GOAL: Review the material line by line. Identify and copy every line that contains the string "JSON".

GIVEN RECORDS:
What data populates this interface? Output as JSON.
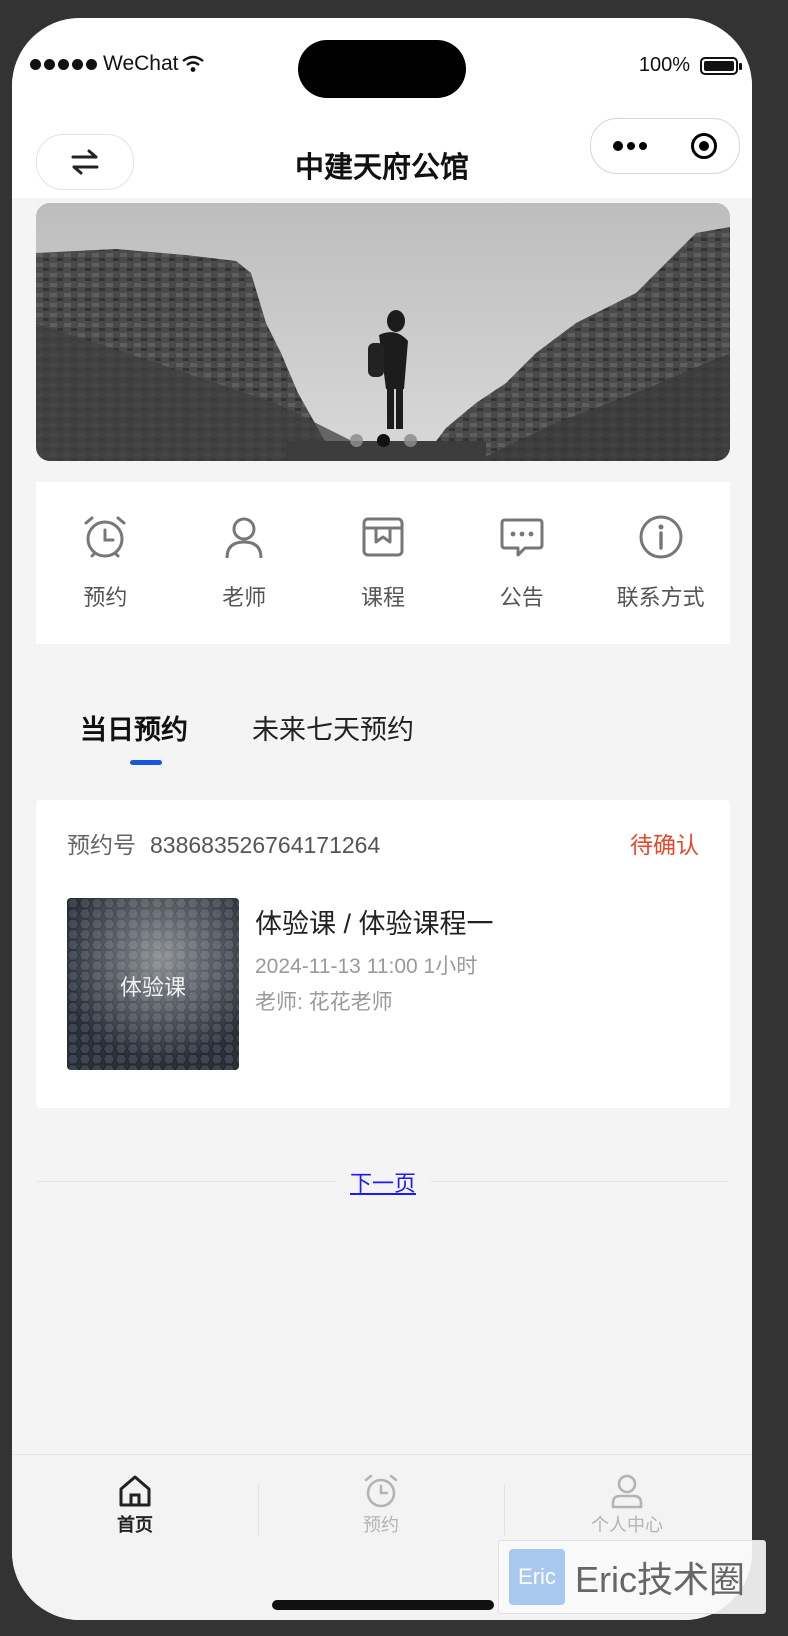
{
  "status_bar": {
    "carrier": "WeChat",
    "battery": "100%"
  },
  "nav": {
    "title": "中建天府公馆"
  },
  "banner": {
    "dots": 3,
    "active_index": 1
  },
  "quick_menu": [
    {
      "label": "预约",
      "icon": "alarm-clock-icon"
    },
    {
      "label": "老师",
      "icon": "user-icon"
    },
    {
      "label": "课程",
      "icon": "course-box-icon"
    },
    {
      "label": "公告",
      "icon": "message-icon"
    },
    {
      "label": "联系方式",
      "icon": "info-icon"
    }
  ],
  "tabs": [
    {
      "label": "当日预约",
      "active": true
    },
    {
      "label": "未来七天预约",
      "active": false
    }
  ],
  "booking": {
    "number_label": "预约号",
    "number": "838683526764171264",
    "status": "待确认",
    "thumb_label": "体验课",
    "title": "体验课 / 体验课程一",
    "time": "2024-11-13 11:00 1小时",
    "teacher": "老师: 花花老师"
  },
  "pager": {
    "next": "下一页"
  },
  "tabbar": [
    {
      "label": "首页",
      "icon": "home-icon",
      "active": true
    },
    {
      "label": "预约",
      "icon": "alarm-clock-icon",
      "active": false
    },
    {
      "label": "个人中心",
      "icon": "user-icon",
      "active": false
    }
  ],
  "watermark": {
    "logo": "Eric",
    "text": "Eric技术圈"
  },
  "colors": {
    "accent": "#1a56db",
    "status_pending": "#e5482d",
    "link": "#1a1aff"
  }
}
---
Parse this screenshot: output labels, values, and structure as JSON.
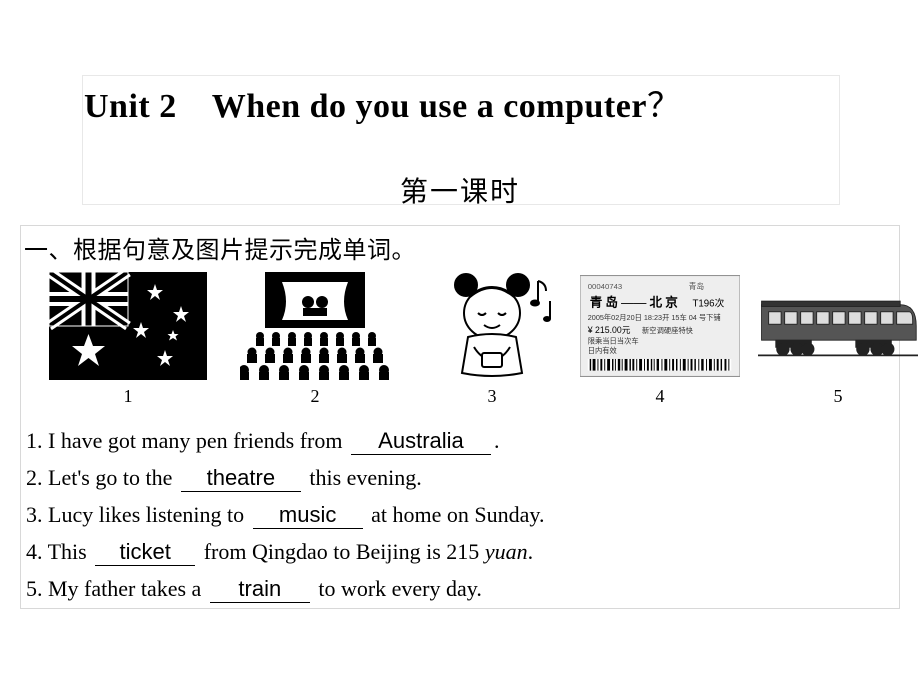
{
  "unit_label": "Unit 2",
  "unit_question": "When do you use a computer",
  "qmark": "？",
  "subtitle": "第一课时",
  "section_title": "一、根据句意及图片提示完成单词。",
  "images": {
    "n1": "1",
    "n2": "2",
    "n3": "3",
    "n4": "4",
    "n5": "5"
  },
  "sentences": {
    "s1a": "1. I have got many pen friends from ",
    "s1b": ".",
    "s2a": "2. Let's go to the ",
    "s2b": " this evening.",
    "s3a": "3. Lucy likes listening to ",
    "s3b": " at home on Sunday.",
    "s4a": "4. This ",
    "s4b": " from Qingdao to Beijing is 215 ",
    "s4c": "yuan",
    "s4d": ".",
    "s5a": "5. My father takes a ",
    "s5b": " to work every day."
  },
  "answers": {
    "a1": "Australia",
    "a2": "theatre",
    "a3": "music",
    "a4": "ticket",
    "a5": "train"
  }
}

TASK OUTPUT:
What data populates this interface? Output as JSON.
Parse this screenshot: output labels, values, and structure as JSON.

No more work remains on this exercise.